# [Task]
Search the records for "total". Copy every line where it appears.

++++ Data listing

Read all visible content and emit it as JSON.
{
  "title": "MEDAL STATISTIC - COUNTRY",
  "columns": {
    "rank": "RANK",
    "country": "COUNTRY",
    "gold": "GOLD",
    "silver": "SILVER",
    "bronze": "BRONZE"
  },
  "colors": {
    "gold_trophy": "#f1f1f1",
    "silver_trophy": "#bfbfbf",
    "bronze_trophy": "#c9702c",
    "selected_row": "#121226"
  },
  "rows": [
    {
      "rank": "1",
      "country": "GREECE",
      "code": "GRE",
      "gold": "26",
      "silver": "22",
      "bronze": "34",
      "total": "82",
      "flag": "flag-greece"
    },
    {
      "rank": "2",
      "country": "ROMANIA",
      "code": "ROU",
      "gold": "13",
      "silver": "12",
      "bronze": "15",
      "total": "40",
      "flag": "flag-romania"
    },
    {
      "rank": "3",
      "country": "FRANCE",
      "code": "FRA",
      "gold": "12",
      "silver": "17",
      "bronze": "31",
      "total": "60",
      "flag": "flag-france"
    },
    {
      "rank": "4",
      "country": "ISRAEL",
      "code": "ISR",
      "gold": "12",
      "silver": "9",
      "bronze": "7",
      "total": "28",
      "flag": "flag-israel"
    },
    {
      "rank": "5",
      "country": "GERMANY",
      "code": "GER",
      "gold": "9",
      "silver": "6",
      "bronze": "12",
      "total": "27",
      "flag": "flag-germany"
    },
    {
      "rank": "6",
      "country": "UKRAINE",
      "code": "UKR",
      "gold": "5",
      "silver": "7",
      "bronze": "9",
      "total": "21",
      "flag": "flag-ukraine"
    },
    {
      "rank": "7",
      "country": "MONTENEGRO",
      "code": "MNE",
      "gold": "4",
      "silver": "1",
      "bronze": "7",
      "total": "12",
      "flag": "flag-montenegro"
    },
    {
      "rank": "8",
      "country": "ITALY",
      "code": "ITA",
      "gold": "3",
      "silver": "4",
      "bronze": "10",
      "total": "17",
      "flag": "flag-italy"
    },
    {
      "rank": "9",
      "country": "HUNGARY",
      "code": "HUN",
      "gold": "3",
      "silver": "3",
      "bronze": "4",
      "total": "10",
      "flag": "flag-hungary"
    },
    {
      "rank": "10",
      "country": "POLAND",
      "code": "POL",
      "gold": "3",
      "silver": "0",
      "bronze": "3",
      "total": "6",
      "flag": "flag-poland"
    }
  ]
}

++++++++

# [Correct answer]
      "total": "82",
      "total": "40",
      "total": "60",
      "total": "28",
      "total": "27",
      "total": "21",
      "total": "12",
      "total": "17",
      "total": "10",
      "total": "6",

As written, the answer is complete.